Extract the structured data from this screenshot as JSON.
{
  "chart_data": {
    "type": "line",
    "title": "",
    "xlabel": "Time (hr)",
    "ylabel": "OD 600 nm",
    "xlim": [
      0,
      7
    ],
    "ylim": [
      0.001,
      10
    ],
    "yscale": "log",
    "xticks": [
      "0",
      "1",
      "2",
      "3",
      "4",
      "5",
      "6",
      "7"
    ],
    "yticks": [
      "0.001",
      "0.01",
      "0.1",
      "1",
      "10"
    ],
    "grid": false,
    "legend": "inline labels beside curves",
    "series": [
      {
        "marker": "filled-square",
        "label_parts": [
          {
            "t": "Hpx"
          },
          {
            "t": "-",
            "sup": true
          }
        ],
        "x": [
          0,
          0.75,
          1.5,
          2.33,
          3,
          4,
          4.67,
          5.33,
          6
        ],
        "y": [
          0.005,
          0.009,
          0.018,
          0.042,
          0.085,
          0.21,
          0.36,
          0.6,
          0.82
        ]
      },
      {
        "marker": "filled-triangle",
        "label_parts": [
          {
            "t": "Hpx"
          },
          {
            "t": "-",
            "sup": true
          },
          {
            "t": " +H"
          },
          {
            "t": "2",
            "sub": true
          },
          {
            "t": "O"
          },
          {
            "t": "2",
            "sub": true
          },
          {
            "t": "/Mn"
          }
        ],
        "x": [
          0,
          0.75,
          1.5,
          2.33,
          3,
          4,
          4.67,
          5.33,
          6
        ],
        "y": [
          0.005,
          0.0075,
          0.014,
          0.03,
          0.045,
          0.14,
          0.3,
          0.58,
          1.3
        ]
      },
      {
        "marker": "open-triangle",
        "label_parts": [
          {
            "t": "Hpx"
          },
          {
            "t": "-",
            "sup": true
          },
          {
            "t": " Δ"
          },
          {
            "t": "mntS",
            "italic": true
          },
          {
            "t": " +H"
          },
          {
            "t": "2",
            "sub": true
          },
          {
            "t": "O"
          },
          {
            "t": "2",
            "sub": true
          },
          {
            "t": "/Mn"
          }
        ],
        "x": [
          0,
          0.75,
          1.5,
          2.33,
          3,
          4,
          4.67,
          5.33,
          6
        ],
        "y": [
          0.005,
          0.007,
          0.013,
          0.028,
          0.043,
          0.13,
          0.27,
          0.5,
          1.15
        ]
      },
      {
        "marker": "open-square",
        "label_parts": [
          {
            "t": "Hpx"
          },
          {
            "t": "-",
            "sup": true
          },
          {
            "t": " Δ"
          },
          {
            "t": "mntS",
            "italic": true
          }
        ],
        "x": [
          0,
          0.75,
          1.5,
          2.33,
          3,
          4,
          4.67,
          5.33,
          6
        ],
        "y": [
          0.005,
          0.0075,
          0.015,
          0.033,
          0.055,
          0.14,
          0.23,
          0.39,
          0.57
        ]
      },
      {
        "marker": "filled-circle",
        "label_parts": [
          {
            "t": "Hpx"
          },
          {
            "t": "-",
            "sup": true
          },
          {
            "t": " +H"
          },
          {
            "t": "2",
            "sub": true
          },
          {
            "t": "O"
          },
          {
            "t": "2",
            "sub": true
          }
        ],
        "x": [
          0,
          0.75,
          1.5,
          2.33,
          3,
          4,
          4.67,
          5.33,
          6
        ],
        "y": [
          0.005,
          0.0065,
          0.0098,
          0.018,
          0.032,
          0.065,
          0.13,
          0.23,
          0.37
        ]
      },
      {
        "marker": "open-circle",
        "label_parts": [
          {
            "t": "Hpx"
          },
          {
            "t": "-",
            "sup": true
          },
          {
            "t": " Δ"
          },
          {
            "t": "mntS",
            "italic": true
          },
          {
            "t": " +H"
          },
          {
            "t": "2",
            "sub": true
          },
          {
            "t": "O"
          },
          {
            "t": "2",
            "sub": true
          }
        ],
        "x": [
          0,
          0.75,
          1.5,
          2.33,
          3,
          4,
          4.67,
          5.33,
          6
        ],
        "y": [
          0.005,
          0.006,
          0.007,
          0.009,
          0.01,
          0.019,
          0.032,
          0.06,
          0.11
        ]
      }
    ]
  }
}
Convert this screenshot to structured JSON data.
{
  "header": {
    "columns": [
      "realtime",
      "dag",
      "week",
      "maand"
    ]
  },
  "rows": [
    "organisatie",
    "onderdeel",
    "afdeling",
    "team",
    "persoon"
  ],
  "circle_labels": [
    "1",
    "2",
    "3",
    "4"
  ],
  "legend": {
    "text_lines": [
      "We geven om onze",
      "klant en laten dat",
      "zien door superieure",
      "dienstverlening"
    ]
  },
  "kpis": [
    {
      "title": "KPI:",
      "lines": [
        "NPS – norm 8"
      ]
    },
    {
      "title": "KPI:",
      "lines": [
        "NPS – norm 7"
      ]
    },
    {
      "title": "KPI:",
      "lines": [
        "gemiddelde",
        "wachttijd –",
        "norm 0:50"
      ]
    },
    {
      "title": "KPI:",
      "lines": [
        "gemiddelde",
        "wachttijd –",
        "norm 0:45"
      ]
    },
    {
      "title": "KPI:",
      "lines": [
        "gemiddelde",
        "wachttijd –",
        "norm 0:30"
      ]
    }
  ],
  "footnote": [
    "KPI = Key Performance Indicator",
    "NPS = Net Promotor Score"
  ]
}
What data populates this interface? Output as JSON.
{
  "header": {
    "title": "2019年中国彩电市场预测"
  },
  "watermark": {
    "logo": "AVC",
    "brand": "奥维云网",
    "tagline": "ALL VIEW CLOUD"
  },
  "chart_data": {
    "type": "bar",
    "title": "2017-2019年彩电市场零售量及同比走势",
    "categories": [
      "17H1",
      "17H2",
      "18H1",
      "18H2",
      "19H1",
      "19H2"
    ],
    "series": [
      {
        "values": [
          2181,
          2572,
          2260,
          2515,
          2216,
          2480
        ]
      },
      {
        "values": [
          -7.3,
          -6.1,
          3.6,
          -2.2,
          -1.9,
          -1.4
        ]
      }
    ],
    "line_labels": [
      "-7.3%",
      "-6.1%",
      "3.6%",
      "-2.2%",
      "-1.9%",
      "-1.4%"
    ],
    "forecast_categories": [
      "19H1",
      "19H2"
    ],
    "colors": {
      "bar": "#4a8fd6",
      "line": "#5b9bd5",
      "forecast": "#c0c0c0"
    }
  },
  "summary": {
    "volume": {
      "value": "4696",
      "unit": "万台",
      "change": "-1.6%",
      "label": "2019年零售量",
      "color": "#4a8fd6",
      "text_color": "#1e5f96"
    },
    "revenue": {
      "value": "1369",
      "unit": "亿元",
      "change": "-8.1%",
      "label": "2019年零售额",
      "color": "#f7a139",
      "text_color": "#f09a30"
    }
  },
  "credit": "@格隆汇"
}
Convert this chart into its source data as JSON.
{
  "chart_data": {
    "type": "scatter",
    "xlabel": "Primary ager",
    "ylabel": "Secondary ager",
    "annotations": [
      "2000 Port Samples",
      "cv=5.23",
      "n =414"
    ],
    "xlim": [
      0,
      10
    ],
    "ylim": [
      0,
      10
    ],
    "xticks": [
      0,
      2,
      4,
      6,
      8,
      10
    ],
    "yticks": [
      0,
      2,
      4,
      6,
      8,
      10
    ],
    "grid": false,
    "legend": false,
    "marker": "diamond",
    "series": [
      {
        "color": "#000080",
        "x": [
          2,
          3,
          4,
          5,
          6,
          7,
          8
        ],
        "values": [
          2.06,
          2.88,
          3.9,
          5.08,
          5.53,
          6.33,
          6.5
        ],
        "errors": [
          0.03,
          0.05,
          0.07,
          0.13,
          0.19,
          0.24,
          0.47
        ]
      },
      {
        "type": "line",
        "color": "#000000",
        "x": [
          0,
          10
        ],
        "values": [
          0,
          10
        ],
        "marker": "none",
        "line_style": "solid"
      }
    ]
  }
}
+ + + + + + +
#### [Your goal]
In the material above, show every line where the word "open" turns up.

#### [Solution for this task]
        "marker": "open-triangle",
        "marker": "open-square",
        "marker": "open-circle",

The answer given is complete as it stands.